Dataset items
########

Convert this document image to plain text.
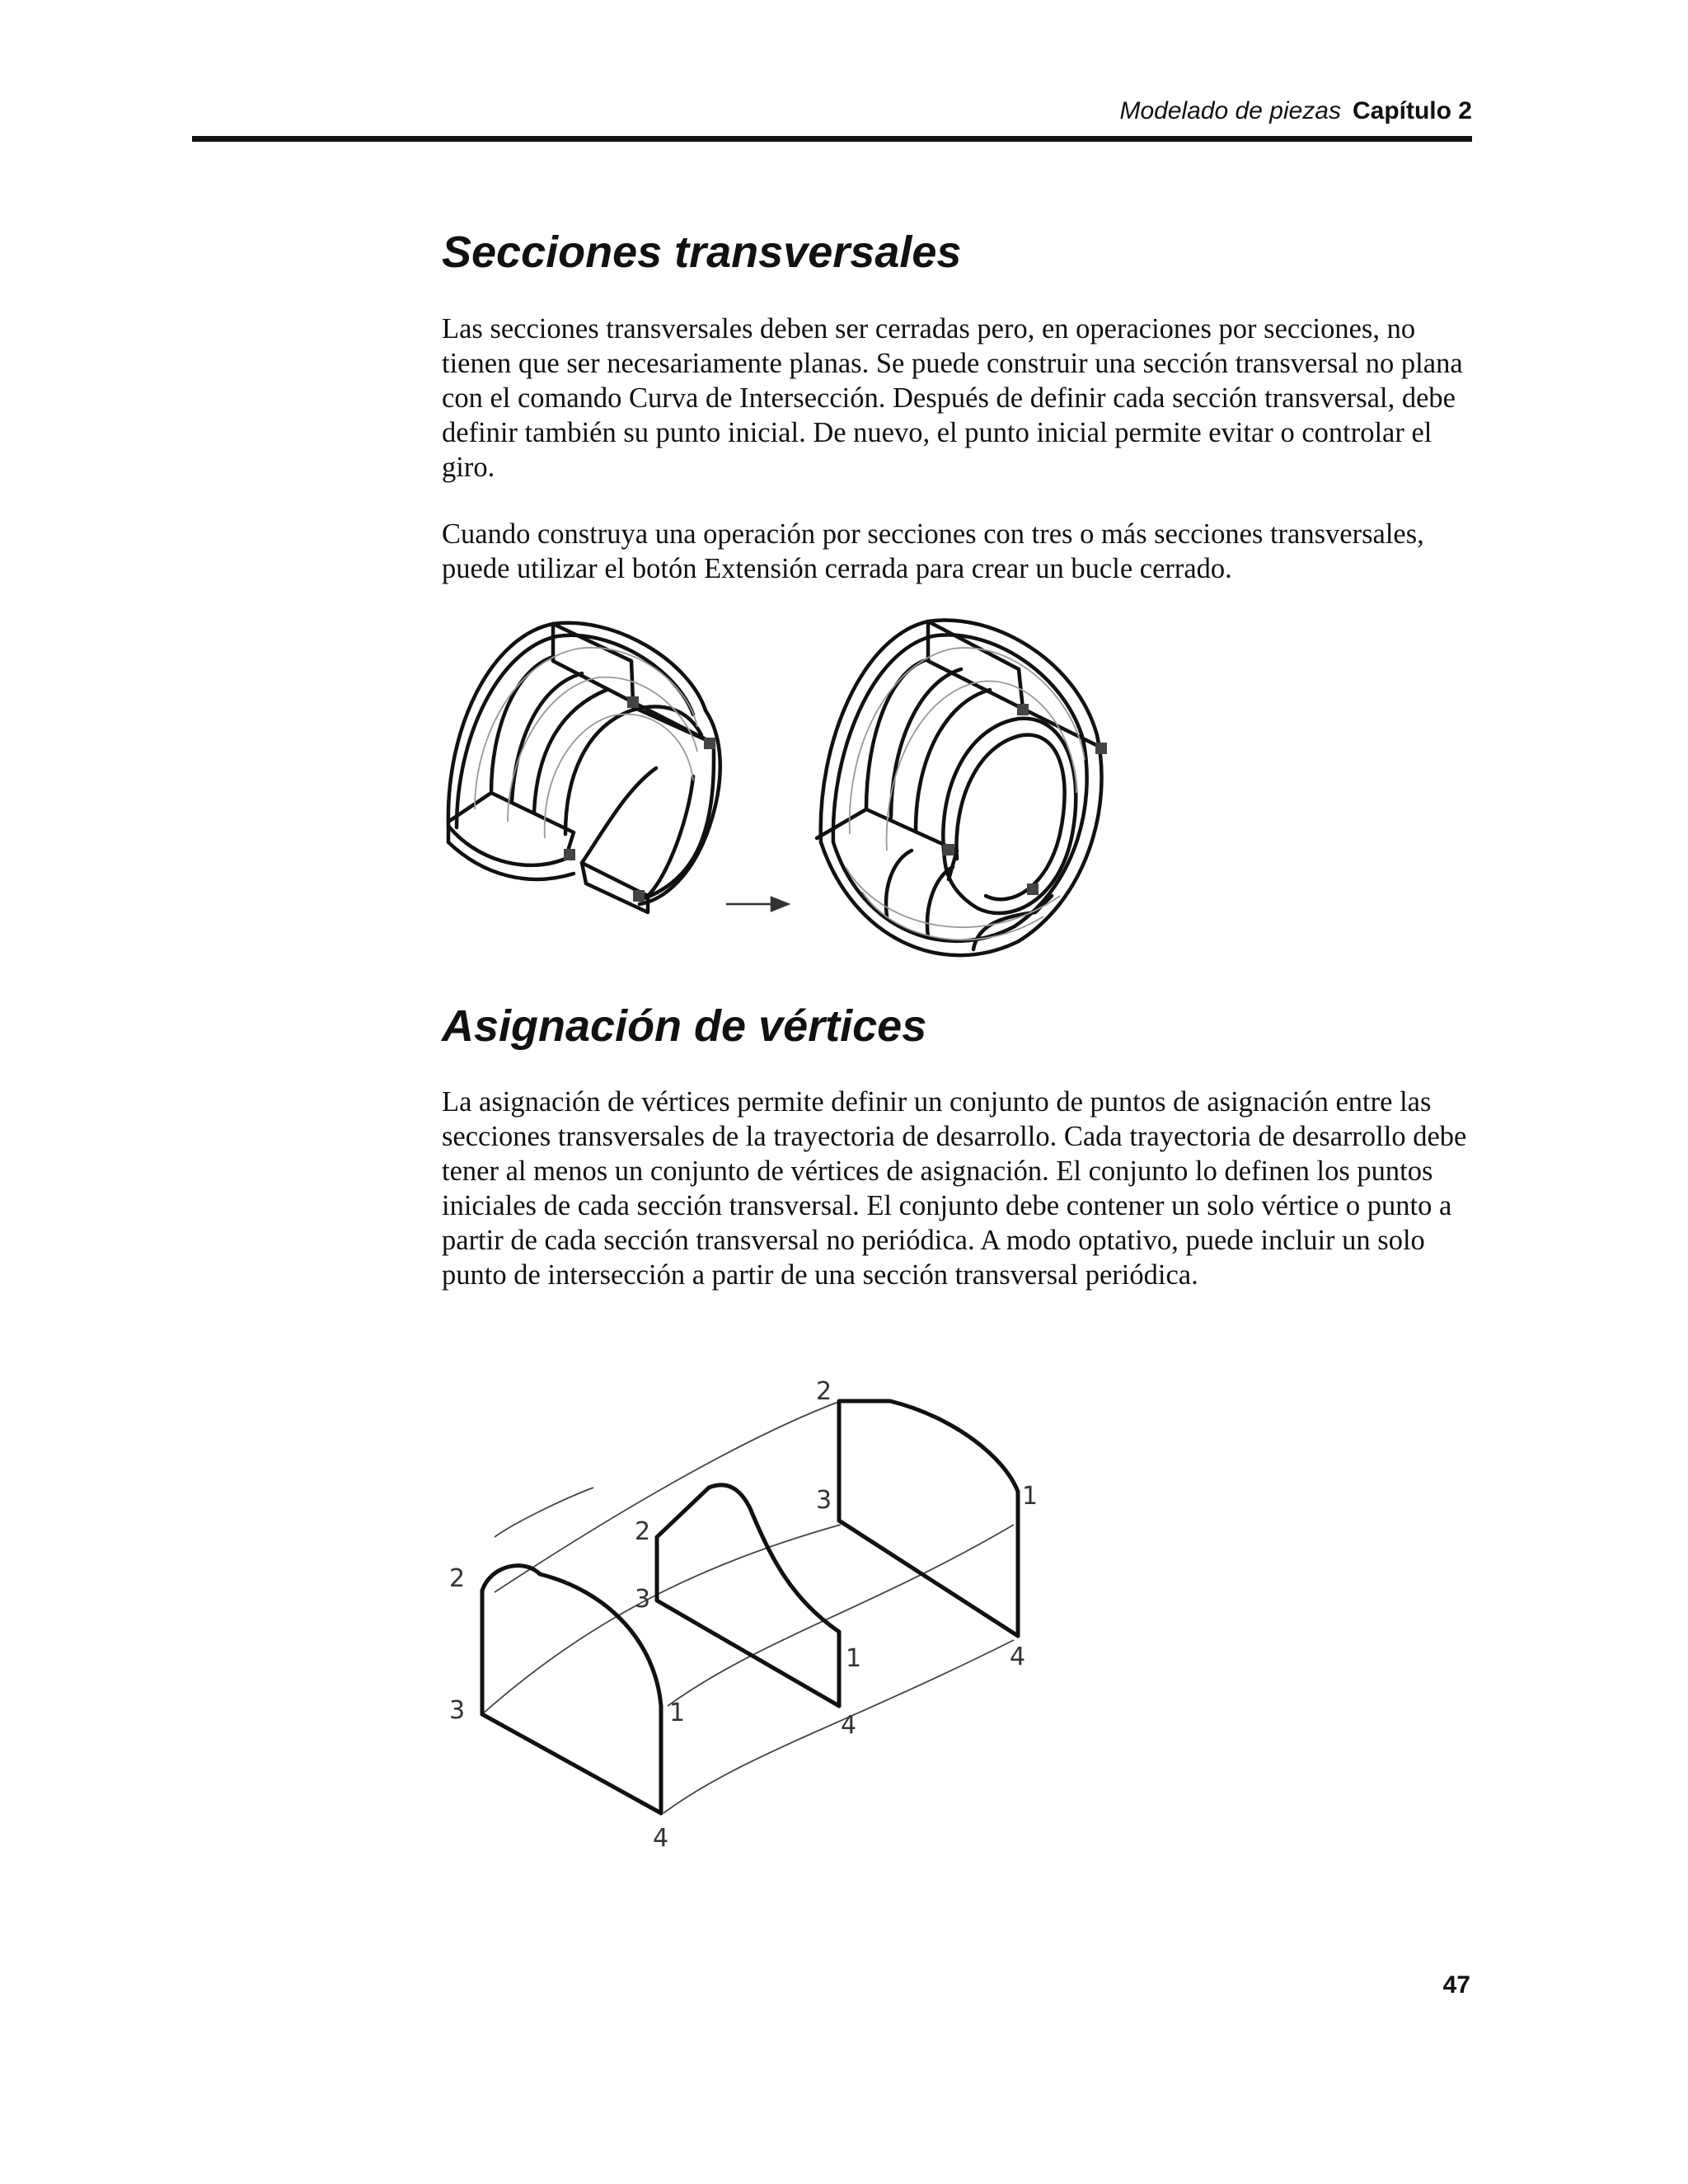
Modelado de piezas Capítulo 2
Secciones transversales

Las secciones transversales deben ser cerradas pero, en operaciones por secciones, no tienen que ser necesariamente planas. Se puede construir una sección transversal no plana con el comando Curva de Intersección. Después de definir cada sección transversal, debe definir también su punto inicial. De nuevo, el punto inicial permite evitar o controlar el giro.

Cuando construya una operación por secciones con tres o más secciones transversales, puede utilizar el botón Extensión cerrada para crear un bucle cerrado.

Asignación de vértices

La asignación de vértices permite definir un conjunto de puntos de asignación entre las secciones transversales de la trayectoria de desarrollo. Cada trayectoria de desarrollo debe tener al menos un conjunto de vértices de asignación. El conjunto lo definen los puntos iniciales de cada sección transversal. El conjunto debe contener un solo vértice o punto a partir de cada sección transversal no periódica. A modo optativo, puede incluir un solo punto de intersección a partir de una sección transversal periódica.

2
3	1
4
2
3
1
4
2
3	1
4
47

########

Omitting all images, print the listing exactly.

Convert this document image to plain text.
Modelado de piezas Capítulo 2
Secciones transversales

Las secciones transversales deben ser cerradas pero, en operaciones por secciones, no tienen que ser necesariamente planas. Se puede construir una sección transversal no plana con el comando Curva de Intersección. Después de definir cada sección transversal, debe definir también su punto inicial. De nuevo, el punto inicial permite evitar o controlar el giro.

Cuando construya una operación por secciones con tres o más secciones transversales, puede utilizar el botón Extensión cerrada para crear un bucle cerrado.

Asignación de vértices

La asignación de vértices permite definir un conjunto de puntos de asignación entre las secciones transversales de la trayectoria de desarrollo. Cada trayectoria de desarrollo debe tener al menos un conjunto de vértices de asignación. El conjunto lo definen los puntos iniciales de cada sección transversal. El conjunto debe contener un solo vértice o punto a partir de cada sección transversal no periódica. A modo optativo, puede incluir un solo punto de intersección a partir de una sección transversal periódica.

2
3	1
4
2
3
1
4
2
3	1
4
47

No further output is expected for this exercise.